● WORK TO DO
Tally up the lines that include "type" and state that number by itself.

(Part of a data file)
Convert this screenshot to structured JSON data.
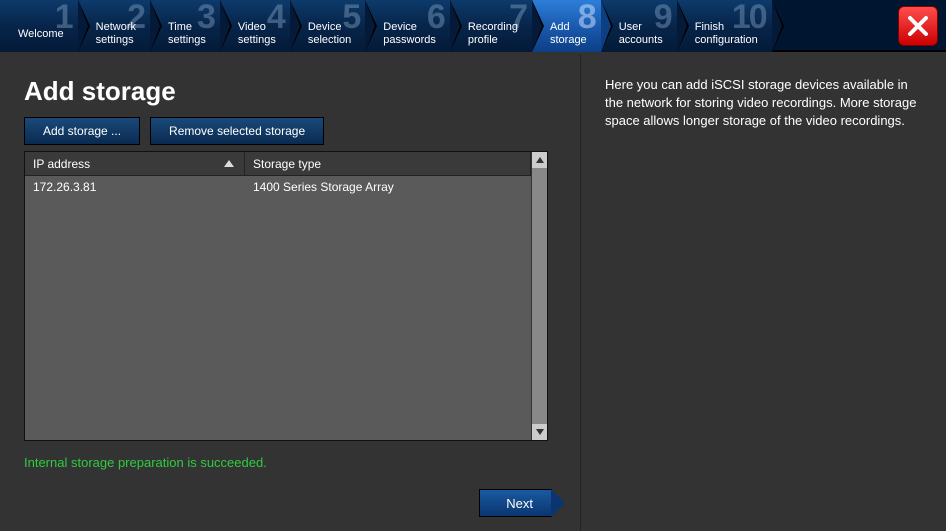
{
  "steps": [
    {
      "num": "1",
      "label": "Welcome"
    },
    {
      "num": "2",
      "label": "Network\nsettings"
    },
    {
      "num": "3",
      "label": "Time\nsettings"
    },
    {
      "num": "4",
      "label": "Video\nsettings"
    },
    {
      "num": "5",
      "label": "Device\nselection"
    },
    {
      "num": "6",
      "label": "Device\npasswords"
    },
    {
      "num": "7",
      "label": "Recording\nprofile"
    },
    {
      "num": "8",
      "label": "Add\nstorage"
    },
    {
      "num": "9",
      "label": "User\naccounts"
    },
    {
      "num": "10",
      "label": "Finish\nconfiguration"
    }
  ],
  "active_step_index": 7,
  "page": {
    "title": "Add storage",
    "add_btn": "Add storage ...",
    "remove_btn": "Remove selected storage",
    "next_btn": "Next",
    "status": "Internal storage preparation is succeeded."
  },
  "table": {
    "headers": {
      "ip": "IP address",
      "type": "Storage type"
    },
    "rows": [
      {
        "ip": "172.26.3.81",
        "type": "1400 Series Storage Array"
      }
    ]
  },
  "help": "Here you can add iSCSI storage devices available in the network for storing video recordings. More storage space allows longer storage of the video recordings."
}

● REPLY TO THE TASK
2